▶ [Records supplied]
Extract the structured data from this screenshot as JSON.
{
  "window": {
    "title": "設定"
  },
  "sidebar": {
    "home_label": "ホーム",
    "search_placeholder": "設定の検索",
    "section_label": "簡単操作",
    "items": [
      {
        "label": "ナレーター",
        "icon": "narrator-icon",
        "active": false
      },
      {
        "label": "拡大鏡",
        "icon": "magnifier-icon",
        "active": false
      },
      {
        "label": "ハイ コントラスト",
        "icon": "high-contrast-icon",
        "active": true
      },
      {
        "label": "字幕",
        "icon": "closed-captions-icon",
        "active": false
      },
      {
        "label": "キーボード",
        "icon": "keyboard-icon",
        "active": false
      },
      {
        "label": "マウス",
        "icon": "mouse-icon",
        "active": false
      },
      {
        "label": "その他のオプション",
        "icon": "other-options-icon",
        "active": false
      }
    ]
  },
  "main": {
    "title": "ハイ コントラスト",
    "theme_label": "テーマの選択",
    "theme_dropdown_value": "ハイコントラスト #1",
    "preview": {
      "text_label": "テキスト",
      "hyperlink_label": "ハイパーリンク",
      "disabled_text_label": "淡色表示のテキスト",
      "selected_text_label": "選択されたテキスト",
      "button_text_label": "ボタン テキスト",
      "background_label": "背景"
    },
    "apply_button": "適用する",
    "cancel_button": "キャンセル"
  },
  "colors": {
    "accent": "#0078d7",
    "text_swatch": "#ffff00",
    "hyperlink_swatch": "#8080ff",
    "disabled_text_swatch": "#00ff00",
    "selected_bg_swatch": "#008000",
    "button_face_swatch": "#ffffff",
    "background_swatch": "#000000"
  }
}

▶ [Exercise task]
Here, the records must be output exactly and in full.

▶ [Result for this exercise]
Extract the structured data from this screenshot as JSON.
{
  "window": {
    "title": "設定"
  },
  "sidebar": {
    "home_label": "ホーム",
    "search_placeholder": "設定の検索",
    "section_label": "簡単操作",
    "items": [
      {
        "label": "ナレーター",
        "icon": "narrator-icon",
        "active": false
      },
      {
        "label": "拡大鏡",
        "icon": "magnifier-icon",
        "active": false
      },
      {
        "label": "ハイ コントラスト",
        "icon": "high-contrast-icon",
        "active": true
      },
      {
        "label": "字幕",
        "icon": "closed-captions-icon",
        "active": false
      },
      {
        "label": "キーボード",
        "icon": "keyboard-icon",
        "active": false
      },
      {
        "label": "マウス",
        "icon": "mouse-icon",
        "active": false
      },
      {
        "label": "その他のオプション",
        "icon": "other-options-icon",
        "active": false
      }
    ]
  },
  "main": {
    "title": "ハイ コントラスト",
    "theme_label": "テーマの選択",
    "theme_dropdown_value": "ハイコントラスト #1",
    "preview": {
      "text_label": "テキスト",
      "hyperlink_label": "ハイパーリンク",
      "disabled_text_label": "淡色表示のテキスト",
      "selected_text_label": "選択されたテキスト",
      "button_text_label": "ボタン テキスト",
      "background_label": "背景"
    },
    "apply_button": "適用する",
    "cancel_button": "キャンセル"
  },
  "colors": {
    "accent": "#0078d7",
    "text_swatch": "#ffff00",
    "hyperlink_swatch": "#8080ff",
    "disabled_text_swatch": "#00ff00",
    "selected_bg_swatch": "#008000",
    "button_face_swatch": "#ffffff",
    "background_swatch": "#000000"
  }
}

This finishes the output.